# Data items
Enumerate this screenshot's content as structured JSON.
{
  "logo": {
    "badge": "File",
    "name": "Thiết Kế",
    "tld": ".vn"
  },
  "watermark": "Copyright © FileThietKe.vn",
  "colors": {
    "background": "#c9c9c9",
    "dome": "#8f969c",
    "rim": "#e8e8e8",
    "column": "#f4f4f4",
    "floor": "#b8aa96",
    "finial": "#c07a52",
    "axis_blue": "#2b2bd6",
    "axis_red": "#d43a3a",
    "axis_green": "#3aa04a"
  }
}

# TASK REQUIREMENTS
Write out all of the records once more, exactly.

# TASK OUTPUT
Enumerate this screenshot's content as structured JSON.
{
  "logo": {
    "badge": "File",
    "name": "Thiết Kế",
    "tld": ".vn"
  },
  "watermark": "Copyright © FileThietKe.vn",
  "colors": {
    "background": "#c9c9c9",
    "dome": "#8f969c",
    "rim": "#e8e8e8",
    "column": "#f4f4f4",
    "floor": "#b8aa96",
    "finial": "#c07a52",
    "axis_blue": "#2b2bd6",
    "axis_red": "#d43a3a",
    "axis_green": "#3aa04a"
  }
}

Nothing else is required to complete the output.